Compile every line that includes the word "estándar".

(Stored entries)
_ _ _ _ _ _ _
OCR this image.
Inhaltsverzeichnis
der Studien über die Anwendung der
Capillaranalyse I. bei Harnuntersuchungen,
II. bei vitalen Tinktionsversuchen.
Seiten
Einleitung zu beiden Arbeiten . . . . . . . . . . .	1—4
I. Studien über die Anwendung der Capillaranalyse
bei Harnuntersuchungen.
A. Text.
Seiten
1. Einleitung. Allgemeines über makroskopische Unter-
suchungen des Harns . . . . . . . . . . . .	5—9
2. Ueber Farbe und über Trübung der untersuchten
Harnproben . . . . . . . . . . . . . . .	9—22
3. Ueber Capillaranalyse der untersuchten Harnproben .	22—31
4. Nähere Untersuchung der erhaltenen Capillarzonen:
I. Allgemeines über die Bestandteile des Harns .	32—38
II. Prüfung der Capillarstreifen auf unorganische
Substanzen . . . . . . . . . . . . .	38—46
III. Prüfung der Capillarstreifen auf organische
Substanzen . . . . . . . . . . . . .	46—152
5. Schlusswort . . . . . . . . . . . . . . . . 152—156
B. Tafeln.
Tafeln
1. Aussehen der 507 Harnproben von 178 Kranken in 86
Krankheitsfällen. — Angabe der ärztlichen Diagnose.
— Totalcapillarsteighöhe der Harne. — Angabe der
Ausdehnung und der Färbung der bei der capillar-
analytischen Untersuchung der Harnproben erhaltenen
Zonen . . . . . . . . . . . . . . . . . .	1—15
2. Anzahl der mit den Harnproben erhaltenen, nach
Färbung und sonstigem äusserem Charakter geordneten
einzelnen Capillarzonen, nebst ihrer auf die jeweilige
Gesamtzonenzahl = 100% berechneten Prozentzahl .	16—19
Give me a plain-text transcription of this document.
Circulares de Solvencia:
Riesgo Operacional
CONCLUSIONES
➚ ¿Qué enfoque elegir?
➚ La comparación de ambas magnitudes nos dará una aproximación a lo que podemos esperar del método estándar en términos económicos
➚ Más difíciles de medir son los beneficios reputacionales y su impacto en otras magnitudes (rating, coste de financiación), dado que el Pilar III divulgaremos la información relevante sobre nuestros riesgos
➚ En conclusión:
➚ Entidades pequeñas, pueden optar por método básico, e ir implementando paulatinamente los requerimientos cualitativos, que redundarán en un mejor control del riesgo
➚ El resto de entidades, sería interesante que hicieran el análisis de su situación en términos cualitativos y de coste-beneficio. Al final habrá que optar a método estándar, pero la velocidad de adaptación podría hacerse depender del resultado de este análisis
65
_ _ _ _ _ _ _
__TASK OUTPUT__:
➚ La comparación de ambas magnitudes nos dará una aproximación a lo que podemos esperar del método estándar en términos económicos
➚ El resto de entidades, sería interesante que hicieran el análisis de su situación en términos cualitativos y de coste-beneficio. Al final habrá que optar a método estándar, pero la velocidad de adaptación podría hacerse depender del resultado de este análisis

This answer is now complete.